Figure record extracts
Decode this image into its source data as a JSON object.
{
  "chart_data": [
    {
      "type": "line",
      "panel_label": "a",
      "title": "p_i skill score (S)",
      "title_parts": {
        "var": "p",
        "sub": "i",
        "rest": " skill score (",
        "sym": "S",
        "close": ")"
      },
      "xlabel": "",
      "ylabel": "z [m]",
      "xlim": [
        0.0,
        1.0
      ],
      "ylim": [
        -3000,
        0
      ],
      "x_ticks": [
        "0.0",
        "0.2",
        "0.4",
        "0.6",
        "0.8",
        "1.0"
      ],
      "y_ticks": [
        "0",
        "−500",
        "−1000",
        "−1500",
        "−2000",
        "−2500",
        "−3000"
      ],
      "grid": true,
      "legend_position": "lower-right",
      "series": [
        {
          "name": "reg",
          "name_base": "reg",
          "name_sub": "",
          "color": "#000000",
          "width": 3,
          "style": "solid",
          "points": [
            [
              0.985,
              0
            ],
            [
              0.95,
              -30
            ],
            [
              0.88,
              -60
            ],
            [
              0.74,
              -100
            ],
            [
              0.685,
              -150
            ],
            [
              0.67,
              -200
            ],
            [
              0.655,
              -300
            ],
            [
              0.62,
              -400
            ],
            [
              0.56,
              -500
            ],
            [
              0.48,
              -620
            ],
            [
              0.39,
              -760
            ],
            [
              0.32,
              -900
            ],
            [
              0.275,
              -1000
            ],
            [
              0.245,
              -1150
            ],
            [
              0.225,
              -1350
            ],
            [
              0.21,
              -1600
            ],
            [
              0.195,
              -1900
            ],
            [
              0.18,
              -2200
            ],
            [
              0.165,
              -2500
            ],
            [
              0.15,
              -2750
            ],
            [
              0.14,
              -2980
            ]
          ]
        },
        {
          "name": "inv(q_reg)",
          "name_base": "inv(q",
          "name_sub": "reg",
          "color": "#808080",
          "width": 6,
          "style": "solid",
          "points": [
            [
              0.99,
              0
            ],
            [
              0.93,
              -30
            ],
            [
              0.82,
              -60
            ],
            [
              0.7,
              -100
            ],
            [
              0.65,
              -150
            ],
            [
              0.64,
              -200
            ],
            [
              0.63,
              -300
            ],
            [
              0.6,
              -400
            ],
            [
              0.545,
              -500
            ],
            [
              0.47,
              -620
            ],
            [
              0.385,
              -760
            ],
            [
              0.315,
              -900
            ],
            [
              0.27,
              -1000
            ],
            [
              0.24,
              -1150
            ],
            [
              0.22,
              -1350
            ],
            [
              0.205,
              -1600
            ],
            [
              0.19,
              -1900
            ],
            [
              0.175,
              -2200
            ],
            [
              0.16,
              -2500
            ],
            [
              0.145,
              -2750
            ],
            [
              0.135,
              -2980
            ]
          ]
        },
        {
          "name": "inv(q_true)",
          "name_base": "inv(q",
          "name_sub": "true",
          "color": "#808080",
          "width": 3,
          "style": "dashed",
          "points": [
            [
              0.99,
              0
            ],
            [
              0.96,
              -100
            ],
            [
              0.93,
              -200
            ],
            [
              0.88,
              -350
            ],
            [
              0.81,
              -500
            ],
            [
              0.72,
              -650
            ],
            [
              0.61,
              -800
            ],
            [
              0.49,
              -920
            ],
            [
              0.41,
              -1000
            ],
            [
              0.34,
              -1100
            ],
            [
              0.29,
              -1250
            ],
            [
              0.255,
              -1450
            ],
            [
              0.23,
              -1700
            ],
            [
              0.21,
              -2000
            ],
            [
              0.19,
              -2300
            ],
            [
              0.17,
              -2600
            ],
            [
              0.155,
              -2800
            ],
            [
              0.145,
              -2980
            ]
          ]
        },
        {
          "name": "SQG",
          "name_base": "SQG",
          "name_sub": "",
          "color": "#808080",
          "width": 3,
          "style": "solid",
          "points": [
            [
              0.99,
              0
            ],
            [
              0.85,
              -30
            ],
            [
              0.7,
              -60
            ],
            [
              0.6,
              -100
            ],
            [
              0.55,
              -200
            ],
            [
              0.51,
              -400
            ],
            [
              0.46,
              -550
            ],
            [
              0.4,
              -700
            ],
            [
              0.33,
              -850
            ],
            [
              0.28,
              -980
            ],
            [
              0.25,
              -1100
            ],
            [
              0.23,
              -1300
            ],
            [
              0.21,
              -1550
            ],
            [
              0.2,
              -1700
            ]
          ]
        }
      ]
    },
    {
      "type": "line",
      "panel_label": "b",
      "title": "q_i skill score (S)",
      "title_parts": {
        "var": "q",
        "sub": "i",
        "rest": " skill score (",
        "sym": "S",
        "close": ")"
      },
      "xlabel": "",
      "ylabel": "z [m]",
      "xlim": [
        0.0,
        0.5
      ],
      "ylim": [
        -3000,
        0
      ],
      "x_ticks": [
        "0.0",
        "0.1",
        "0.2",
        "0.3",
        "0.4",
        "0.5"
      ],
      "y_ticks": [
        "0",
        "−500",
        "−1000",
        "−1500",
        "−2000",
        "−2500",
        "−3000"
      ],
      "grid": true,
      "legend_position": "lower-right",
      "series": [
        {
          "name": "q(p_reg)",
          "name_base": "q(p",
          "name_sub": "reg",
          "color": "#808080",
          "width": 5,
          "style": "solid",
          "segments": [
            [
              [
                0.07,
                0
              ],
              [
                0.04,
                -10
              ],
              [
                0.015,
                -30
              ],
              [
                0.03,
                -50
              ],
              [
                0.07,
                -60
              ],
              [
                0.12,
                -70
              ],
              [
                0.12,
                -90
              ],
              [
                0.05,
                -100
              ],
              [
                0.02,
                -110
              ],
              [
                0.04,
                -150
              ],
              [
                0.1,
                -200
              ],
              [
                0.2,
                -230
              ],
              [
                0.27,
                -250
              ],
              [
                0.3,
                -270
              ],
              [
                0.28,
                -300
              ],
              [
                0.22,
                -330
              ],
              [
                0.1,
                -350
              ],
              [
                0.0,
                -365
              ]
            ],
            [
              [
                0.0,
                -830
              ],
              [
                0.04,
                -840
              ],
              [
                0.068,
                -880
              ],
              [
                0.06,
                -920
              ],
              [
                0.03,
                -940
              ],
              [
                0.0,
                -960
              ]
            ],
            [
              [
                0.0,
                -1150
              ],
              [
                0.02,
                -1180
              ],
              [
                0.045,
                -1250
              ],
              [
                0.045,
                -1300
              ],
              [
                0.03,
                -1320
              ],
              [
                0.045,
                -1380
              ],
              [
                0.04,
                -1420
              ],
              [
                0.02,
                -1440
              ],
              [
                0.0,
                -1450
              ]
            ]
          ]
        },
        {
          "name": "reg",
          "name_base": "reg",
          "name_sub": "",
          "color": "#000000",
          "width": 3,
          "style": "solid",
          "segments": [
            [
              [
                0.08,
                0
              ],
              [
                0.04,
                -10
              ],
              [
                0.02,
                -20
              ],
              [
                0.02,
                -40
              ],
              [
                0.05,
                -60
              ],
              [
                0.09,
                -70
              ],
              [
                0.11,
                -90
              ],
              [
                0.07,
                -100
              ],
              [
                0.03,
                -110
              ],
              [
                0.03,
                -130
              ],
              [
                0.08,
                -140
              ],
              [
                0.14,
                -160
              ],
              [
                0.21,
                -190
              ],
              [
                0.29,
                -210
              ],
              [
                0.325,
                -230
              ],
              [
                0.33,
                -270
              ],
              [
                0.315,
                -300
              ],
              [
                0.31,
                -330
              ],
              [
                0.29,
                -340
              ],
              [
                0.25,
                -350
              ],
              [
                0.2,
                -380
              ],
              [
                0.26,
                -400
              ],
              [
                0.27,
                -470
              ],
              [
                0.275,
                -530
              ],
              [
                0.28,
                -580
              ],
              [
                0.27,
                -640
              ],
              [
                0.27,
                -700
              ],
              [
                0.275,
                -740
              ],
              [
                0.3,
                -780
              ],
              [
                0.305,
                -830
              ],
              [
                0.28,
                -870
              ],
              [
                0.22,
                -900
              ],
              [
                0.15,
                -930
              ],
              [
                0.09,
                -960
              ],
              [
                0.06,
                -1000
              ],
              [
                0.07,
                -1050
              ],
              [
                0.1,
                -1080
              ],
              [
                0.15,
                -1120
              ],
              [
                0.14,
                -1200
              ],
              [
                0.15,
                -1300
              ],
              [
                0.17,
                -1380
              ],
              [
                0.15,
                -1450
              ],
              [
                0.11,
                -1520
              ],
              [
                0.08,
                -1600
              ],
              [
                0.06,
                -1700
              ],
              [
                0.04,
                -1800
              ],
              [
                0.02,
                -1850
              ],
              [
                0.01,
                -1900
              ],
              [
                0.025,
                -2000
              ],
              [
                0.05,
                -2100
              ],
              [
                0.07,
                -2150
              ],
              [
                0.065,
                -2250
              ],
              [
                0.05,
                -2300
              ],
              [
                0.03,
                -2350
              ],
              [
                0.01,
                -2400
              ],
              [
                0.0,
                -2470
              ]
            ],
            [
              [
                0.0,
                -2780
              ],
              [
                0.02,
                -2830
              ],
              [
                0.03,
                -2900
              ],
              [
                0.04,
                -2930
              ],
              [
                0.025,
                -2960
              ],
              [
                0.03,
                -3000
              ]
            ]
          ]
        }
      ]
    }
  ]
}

__Problem details__:
Find the lines containing "score" and pull them out.

__Response below__:
      "title": "p_i skill score (S)",
        "rest": " skill score (",
      "title": "q_i skill score (S)",
        "rest": " skill score (",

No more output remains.